* _Required action_
Retyping the records exactly is the whole task.

* _Supplied data_
________
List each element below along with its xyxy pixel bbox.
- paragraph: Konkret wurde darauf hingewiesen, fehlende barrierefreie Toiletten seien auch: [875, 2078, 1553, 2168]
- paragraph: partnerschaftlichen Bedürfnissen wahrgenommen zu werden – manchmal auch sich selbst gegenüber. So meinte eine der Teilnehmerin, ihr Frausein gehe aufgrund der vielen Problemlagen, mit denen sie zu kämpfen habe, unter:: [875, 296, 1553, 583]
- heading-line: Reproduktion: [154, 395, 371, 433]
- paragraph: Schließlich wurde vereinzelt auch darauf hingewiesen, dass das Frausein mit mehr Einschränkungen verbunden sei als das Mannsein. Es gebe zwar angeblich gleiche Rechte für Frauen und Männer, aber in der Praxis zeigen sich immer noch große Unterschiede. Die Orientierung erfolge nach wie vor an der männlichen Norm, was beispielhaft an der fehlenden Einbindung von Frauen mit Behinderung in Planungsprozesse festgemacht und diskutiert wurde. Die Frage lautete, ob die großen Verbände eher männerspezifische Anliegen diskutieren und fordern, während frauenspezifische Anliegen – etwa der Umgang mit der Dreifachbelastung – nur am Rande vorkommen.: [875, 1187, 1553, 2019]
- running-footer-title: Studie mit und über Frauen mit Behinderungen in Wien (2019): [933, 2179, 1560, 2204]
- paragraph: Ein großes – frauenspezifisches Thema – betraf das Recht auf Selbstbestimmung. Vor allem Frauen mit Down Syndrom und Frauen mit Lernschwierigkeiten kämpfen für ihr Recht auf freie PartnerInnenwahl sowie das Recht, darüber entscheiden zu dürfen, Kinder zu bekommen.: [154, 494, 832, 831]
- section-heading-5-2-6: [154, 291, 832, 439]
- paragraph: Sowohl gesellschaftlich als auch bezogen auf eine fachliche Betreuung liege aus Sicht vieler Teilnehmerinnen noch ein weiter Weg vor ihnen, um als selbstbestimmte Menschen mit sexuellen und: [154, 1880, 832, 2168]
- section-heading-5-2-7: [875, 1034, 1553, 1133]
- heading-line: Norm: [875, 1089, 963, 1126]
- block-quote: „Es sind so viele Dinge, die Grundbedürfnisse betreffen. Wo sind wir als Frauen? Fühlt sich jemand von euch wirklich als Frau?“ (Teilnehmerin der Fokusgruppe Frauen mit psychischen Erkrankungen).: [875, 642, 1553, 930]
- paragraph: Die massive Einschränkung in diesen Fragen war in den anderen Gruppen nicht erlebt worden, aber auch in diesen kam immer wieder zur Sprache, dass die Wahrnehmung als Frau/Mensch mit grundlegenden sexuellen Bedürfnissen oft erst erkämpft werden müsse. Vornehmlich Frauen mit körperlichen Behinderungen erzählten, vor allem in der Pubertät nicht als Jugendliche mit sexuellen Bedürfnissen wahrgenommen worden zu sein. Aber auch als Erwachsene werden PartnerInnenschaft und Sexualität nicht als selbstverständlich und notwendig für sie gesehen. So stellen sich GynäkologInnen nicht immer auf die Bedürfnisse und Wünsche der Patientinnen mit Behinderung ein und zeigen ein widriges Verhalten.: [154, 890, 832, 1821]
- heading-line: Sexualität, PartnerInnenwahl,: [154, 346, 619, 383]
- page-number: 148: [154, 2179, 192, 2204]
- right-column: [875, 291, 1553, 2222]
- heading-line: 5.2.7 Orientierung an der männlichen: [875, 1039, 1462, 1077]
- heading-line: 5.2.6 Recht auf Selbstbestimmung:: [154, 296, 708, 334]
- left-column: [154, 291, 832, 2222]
________
* _Answer to this exercise_
List each element below along with its xyxy pixel bbox.
- paragraph: Konkret wurde darauf hingewiesen, fehlende barrierefreie Toiletten seien auch: [875, 2078, 1553, 2168]
- paragraph: partnerschaftlichen Bedürfnissen wahrgenommen zu werden – manchmal auch sich selbst gegenüber. So meinte eine der Teilnehmerin, ihr Frausein gehe aufgrund der vielen Problemlagen, mit denen sie zu kämpfen habe, unter:: [875, 296, 1553, 583]
- heading-line: Reproduktion: [154, 395, 371, 433]
- paragraph: Schließlich wurde vereinzelt auch darauf hingewiesen, dass das Frausein mit mehr Einschränkungen verbunden sei als das Mannsein. Es gebe zwar angeblich gleiche Rechte für Frauen und Männer, aber in der Praxis zeigen sich immer noch große Unterschiede. Die Orientierung erfolge nach wie vor an der männlichen Norm, was beispielhaft an der fehlenden Einbindung von Frauen mit Behinderung in Planungsprozesse festgemacht und diskutiert wurde. Die Frage lautete, ob die großen Verbände eher männerspezifische Anliegen diskutieren und fordern, während frauenspezifische Anliegen – etwa der Umgang mit der Dreifachbelastung – nur am Rande vorkommen.: [875, 1187, 1553, 2019]
- running-footer-title: Studie mit und über Frauen mit Behinderungen in Wien (2019): [933, 2179, 1560, 2204]
- paragraph: Ein großes – frauenspezifisches Thema – betraf das Recht auf Selbstbestimmung. Vor allem Frauen mit Down Syndrom und Frauen mit Lernschwierigkeiten kämpfen für ihr Recht auf freie PartnerInnenwahl sowie das Recht, darüber entscheiden zu dürfen, Kinder zu bekommen.: [154, 494, 832, 831]
- section-heading-5-2-6: [154, 291, 832, 439]
- paragraph: Sowohl gesellschaftlich als auch bezogen auf eine fachliche Betreuung liege aus Sicht vieler Teilnehmerinnen noch ein weiter Weg vor ihnen, um als selbstbestimmte Menschen mit sexuellen und: [154, 1880, 832, 2168]
- section-heading-5-2-7: [875, 1034, 1553, 1133]
- heading-line: Norm: [875, 1089, 963, 1126]
- block-quote: „Es sind so viele Dinge, die Grundbedürfnisse betreffen. Wo sind wir als Frauen? Fühlt sich jemand von euch wirklich als Frau?“ (Teilnehmerin der Fokusgruppe Frauen mit psychischen Erkrankungen).: [875, 642, 1553, 930]
- paragraph: Die massive Einschränkung in diesen Fragen war in den anderen Gruppen nicht erlebt worden, aber auch in diesen kam immer wieder zur Sprache, dass die Wahrnehmung als Frau/Mensch mit grundlegenden sexuellen Bedürfnissen oft erst erkämpft werden müsse. Vornehmlich Frauen mit körperlichen Behinderungen erzählten, vor allem in der Pubertät nicht als Jugendliche mit sexuellen Bedürfnissen wahrgenommen worden zu sein. Aber auch als Erwachsene werden PartnerInnenschaft und Sexualität nicht als selbstverständlich und notwendig für sie gesehen. So stellen sich GynäkologInnen nicht immer auf die Bedürfnisse und Wünsche der Patientinnen mit Behinderung ein und zeigen ein widriges Verhalten.: [154, 890, 832, 1821]
- heading-line: Sexualität, PartnerInnenwahl,: [154, 346, 619, 383]
- page-number: 148: [154, 2179, 192, 2204]
- right-column: [875, 291, 1553, 2222]
- heading-line: 5.2.7 Orientierung an der männlichen: [875, 1039, 1462, 1077]
- heading-line: 5.2.6 Recht auf Selbstbestimmung:: [154, 296, 708, 334]
- left-column: [154, 291, 832, 2222]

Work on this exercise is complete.